STORED DATA -
++++++++++++++++++++

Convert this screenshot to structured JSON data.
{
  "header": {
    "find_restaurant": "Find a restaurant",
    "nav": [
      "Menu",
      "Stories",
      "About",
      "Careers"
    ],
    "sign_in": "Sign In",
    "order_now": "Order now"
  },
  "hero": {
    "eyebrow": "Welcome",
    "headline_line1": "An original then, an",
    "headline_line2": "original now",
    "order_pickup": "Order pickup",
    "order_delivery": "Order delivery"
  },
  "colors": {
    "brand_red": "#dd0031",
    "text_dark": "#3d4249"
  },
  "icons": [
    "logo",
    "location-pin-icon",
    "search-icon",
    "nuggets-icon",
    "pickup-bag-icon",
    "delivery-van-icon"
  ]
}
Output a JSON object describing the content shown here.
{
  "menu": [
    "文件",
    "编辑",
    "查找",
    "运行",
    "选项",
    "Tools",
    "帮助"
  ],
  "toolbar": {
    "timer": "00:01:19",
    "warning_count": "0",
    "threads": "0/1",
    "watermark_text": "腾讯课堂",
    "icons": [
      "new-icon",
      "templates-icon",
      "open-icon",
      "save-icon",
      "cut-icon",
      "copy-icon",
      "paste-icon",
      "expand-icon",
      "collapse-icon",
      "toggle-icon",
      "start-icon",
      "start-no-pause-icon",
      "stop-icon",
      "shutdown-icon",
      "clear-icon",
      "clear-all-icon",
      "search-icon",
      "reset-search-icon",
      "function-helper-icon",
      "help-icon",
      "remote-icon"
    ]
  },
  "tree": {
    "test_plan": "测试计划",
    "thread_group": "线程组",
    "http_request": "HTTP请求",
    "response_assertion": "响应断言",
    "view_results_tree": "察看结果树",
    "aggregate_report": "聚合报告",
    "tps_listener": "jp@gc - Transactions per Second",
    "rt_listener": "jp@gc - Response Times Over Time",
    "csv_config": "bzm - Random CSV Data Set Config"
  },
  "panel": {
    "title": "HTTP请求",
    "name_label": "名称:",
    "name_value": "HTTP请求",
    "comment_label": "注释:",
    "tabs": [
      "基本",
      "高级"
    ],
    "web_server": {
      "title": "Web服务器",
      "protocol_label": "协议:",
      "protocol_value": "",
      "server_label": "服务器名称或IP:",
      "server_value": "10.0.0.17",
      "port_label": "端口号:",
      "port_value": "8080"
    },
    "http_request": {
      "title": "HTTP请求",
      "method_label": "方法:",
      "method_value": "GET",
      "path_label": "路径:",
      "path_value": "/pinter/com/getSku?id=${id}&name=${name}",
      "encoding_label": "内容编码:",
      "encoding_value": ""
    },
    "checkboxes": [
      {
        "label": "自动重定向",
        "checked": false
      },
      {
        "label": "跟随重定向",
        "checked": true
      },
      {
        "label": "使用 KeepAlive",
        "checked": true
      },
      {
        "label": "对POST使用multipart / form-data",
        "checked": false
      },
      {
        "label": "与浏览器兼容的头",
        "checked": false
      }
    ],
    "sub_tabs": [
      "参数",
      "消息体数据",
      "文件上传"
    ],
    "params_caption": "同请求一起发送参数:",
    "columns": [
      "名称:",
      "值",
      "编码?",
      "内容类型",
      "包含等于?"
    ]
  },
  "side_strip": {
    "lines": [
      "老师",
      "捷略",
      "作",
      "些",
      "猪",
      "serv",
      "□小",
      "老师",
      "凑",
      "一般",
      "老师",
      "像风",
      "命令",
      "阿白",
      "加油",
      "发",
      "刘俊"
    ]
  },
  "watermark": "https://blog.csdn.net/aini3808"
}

++++++++++++++++++++

WHAT IS ASKED - Extract every line above containing the word "delivery".

EXERCISE SOLUTION -
    "order_delivery": "Order delivery"
    "delivery-van-icon"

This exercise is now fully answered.